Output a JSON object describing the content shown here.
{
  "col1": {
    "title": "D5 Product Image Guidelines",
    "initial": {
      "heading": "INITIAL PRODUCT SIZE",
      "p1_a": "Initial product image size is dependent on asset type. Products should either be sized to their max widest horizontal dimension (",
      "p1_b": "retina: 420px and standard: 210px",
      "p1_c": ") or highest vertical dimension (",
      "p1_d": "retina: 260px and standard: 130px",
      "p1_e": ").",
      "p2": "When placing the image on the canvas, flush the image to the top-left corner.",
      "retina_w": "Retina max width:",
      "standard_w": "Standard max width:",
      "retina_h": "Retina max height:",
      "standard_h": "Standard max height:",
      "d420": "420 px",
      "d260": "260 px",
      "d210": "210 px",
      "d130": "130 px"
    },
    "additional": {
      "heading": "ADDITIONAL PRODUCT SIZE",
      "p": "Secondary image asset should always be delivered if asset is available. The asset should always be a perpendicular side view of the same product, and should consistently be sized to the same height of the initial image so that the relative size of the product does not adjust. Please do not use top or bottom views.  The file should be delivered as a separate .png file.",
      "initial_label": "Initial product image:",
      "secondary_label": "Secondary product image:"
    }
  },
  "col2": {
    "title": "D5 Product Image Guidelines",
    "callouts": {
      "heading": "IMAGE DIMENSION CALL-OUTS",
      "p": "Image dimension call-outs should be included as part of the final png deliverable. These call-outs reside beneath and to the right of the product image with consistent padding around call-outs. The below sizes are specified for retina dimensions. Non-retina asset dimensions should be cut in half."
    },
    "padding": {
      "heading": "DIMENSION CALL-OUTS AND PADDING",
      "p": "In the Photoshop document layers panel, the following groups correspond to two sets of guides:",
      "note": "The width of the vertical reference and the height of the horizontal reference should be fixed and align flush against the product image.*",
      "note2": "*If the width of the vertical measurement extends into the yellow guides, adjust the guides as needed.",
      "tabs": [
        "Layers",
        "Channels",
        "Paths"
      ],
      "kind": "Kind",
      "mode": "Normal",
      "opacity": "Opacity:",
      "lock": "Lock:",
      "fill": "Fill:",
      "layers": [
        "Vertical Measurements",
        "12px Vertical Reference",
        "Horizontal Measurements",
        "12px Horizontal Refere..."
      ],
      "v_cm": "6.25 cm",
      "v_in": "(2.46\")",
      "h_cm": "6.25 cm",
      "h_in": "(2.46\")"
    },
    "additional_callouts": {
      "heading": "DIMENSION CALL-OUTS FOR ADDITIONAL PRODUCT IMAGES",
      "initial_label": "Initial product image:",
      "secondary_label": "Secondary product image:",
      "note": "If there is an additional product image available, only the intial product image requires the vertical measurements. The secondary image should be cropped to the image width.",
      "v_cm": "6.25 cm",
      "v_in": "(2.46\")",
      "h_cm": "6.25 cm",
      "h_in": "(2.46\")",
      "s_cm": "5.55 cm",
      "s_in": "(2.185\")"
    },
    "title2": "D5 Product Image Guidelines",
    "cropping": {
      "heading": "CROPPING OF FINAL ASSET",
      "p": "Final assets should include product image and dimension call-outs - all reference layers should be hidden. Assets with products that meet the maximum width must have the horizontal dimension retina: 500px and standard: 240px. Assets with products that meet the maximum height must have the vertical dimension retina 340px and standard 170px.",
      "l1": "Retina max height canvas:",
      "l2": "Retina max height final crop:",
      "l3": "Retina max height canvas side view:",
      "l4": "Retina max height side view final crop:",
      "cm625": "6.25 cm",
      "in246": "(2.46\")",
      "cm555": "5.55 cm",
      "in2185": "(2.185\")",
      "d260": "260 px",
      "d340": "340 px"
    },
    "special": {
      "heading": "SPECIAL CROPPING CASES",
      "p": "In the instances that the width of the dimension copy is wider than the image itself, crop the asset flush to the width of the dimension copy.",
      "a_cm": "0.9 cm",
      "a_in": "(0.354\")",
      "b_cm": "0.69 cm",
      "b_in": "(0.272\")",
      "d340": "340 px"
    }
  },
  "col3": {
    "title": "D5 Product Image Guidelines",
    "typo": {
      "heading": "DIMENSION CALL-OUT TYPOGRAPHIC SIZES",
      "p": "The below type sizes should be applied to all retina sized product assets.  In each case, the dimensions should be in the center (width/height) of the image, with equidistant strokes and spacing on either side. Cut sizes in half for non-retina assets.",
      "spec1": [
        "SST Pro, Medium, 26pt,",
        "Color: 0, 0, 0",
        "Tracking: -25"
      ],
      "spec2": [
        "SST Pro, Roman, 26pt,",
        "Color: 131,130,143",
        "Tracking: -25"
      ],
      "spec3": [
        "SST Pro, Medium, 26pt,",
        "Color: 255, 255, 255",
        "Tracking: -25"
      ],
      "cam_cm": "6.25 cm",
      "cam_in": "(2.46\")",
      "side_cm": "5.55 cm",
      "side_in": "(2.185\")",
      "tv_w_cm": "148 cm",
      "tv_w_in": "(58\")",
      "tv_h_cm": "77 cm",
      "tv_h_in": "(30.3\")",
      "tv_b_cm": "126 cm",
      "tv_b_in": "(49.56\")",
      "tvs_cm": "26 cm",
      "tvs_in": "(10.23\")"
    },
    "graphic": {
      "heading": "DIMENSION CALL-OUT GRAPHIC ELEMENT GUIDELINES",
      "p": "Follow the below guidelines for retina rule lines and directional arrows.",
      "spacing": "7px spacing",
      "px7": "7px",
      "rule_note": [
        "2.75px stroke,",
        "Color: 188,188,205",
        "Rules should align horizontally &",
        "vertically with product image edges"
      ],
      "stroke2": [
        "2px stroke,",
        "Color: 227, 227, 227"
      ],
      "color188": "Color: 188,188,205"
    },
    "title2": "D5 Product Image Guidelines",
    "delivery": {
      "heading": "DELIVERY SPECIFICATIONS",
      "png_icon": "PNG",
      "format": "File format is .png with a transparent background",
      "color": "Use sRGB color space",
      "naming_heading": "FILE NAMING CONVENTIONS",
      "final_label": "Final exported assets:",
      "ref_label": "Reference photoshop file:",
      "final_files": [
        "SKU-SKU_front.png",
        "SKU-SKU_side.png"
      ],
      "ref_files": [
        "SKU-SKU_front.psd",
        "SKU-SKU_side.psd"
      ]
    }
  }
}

--------------------------------

EXERCISE
Tell how many lines above contain the word "either". Give the number alone.

SOLUTION FOR THIS EXERCISE
2